What needs to be done. Each record must be reproduced exactly as it is shown.

/---

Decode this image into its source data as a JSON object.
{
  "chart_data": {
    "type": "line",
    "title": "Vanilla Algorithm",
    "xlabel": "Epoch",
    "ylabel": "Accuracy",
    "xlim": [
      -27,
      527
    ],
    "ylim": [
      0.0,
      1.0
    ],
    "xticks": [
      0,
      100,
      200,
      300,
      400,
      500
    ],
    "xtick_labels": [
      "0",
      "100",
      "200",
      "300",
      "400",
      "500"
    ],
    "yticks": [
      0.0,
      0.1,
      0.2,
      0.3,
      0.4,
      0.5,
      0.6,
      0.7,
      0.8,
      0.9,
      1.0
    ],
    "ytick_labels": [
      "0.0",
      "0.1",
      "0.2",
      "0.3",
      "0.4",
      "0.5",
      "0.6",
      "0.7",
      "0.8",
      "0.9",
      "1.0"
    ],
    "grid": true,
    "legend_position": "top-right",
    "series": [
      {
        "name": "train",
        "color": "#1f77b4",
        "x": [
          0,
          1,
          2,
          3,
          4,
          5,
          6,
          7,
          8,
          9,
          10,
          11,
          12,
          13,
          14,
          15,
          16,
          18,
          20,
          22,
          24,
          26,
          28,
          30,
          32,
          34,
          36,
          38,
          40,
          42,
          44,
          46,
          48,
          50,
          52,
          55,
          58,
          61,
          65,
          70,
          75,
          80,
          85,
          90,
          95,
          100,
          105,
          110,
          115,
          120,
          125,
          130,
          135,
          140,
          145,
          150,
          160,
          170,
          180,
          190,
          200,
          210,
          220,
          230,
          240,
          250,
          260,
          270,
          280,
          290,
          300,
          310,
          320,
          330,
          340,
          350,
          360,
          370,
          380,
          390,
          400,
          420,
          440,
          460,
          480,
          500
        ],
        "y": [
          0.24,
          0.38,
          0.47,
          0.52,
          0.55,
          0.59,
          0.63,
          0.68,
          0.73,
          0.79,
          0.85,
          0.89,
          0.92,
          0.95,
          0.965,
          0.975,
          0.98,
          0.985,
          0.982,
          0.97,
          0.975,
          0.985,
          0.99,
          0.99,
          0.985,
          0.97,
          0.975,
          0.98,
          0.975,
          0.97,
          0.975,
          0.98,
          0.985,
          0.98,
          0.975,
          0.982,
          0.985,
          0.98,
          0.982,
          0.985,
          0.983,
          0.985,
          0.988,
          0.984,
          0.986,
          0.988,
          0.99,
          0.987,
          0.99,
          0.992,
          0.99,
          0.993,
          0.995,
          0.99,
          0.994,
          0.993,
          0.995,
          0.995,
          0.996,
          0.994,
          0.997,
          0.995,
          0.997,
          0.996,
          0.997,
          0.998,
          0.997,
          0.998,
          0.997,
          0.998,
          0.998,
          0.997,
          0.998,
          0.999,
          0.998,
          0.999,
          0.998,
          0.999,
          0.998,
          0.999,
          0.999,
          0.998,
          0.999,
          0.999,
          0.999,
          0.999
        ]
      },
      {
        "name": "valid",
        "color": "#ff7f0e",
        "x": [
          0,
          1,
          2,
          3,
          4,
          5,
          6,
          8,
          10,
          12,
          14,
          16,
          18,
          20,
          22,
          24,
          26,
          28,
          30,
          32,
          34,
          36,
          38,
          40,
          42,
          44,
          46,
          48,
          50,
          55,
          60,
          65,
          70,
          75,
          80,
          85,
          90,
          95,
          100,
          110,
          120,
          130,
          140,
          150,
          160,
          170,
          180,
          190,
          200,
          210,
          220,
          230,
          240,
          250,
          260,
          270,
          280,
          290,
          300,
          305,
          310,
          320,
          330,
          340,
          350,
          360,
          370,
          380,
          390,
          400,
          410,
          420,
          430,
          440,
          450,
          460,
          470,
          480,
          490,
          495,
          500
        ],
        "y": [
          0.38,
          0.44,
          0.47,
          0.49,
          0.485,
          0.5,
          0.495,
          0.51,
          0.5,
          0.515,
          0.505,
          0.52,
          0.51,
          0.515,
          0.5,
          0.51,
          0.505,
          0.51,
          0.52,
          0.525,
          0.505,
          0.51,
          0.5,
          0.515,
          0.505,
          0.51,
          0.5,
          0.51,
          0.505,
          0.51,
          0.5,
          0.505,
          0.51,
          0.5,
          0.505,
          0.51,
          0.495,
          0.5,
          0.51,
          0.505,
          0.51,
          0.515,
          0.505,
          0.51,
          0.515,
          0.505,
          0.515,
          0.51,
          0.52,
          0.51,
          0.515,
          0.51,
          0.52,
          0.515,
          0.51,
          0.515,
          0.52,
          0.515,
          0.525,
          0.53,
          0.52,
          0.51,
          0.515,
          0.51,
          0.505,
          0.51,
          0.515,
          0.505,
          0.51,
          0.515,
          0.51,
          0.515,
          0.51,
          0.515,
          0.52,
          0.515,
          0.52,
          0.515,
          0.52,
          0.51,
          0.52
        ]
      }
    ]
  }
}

\---

Exercise solution.
Decode this image into its source data as a JSON object.
{
  "chart_data": {
    "type": "line",
    "title": "Vanilla Algorithm",
    "xlabel": "Epoch",
    "ylabel": "Accuracy",
    "xlim": [
      -27,
      527
    ],
    "ylim": [
      0.0,
      1.0
    ],
    "xticks": [
      0,
      100,
      200,
      300,
      400,
      500
    ],
    "xtick_labels": [
      "0",
      "100",
      "200",
      "300",
      "400",
      "500"
    ],
    "yticks": [
      0.0,
      0.1,
      0.2,
      0.3,
      0.4,
      0.5,
      0.6,
      0.7,
      0.8,
      0.9,
      1.0
    ],
    "ytick_labels": [
      "0.0",
      "0.1",
      "0.2",
      "0.3",
      "0.4",
      "0.5",
      "0.6",
      "0.7",
      "0.8",
      "0.9",
      "1.0"
    ],
    "grid": true,
    "legend_position": "top-right",
    "series": [
      {
        "name": "train",
        "color": "#1f77b4",
        "x": [
          0,
          1,
          2,
          3,
          4,
          5,
          6,
          7,
          8,
          9,
          10,
          11,
          12,
          13,
          14,
          15,
          16,
          18,
          20,
          22,
          24,
          26,
          28,
          30,
          32,
          34,
          36,
          38,
          40,
          42,
          44,
          46,
          48,
          50,
          52,
          55,
          58,
          61,
          65,
          70,
          75,
          80,
          85,
          90,
          95,
          100,
          105,
          110,
          115,
          120,
          125,
          130,
          135,
          140,
          145,
          150,
          160,
          170,
          180,
          190,
          200,
          210,
          220,
          230,
          240,
          250,
          260,
          270,
          280,
          290,
          300,
          310,
          320,
          330,
          340,
          350,
          360,
          370,
          380,
          390,
          400,
          420,
          440,
          460,
          480,
          500
        ],
        "y": [
          0.24,
          0.38,
          0.47,
          0.52,
          0.55,
          0.59,
          0.63,
          0.68,
          0.73,
          0.79,
          0.85,
          0.89,
          0.92,
          0.95,
          0.965,
          0.975,
          0.98,
          0.985,
          0.982,
          0.97,
          0.975,
          0.985,
          0.99,
          0.99,
          0.985,
          0.97,
          0.975,
          0.98,
          0.975,
          0.97,
          0.975,
          0.98,
          0.985,
          0.98,
          0.975,
          0.982,
          0.985,
          0.98,
          0.982,
          0.985,
          0.983,
          0.985,
          0.988,
          0.984,
          0.986,
          0.988,
          0.99,
          0.987,
          0.99,
          0.992,
          0.99,
          0.993,
          0.995,
          0.99,
          0.994,
          0.993,
          0.995,
          0.995,
          0.996,
          0.994,
          0.997,
          0.995,
          0.997,
          0.996,
          0.997,
          0.998,
          0.997,
          0.998,
          0.997,
          0.998,
          0.998,
          0.997,
          0.998,
          0.999,
          0.998,
          0.999,
          0.998,
          0.999,
          0.998,
          0.999,
          0.999,
          0.998,
          0.999,
          0.999,
          0.999,
          0.999
        ]
      },
      {
        "name": "valid",
        "color": "#ff7f0e",
        "x": [
          0,
          1,
          2,
          3,
          4,
          5,
          6,
          8,
          10,
          12,
          14,
          16,
          18,
          20,
          22,
          24,
          26,
          28,
          30,
          32,
          34,
          36,
          38,
          40,
          42,
          44,
          46,
          48,
          50,
          55,
          60,
          65,
          70,
          75,
          80,
          85,
          90,
          95,
          100,
          110,
          120,
          130,
          140,
          150,
          160,
          170,
          180,
          190,
          200,
          210,
          220,
          230,
          240,
          250,
          260,
          270,
          280,
          290,
          300,
          305,
          310,
          320,
          330,
          340,
          350,
          360,
          370,
          380,
          390,
          400,
          410,
          420,
          430,
          440,
          450,
          460,
          470,
          480,
          490,
          495,
          500
        ],
        "y": [
          0.38,
          0.44,
          0.47,
          0.49,
          0.485,
          0.5,
          0.495,
          0.51,
          0.5,
          0.515,
          0.505,
          0.52,
          0.51,
          0.515,
          0.5,
          0.51,
          0.505,
          0.51,
          0.52,
          0.525,
          0.505,
          0.51,
          0.5,
          0.515,
          0.505,
          0.51,
          0.5,
          0.51,
          0.505,
          0.51,
          0.5,
          0.505,
          0.51,
          0.5,
          0.505,
          0.51,
          0.495,
          0.5,
          0.51,
          0.505,
          0.51,
          0.515,
          0.505,
          0.51,
          0.515,
          0.505,
          0.515,
          0.51,
          0.52,
          0.51,
          0.515,
          0.51,
          0.52,
          0.515,
          0.51,
          0.515,
          0.52,
          0.515,
          0.525,
          0.53,
          0.52,
          0.51,
          0.515,
          0.51,
          0.505,
          0.51,
          0.515,
          0.505,
          0.51,
          0.515,
          0.51,
          0.515,
          0.51,
          0.515,
          0.52,
          0.515,
          0.52,
          0.515,
          0.52,
          0.51,
          0.52
        ]
      }
    ]
  }
}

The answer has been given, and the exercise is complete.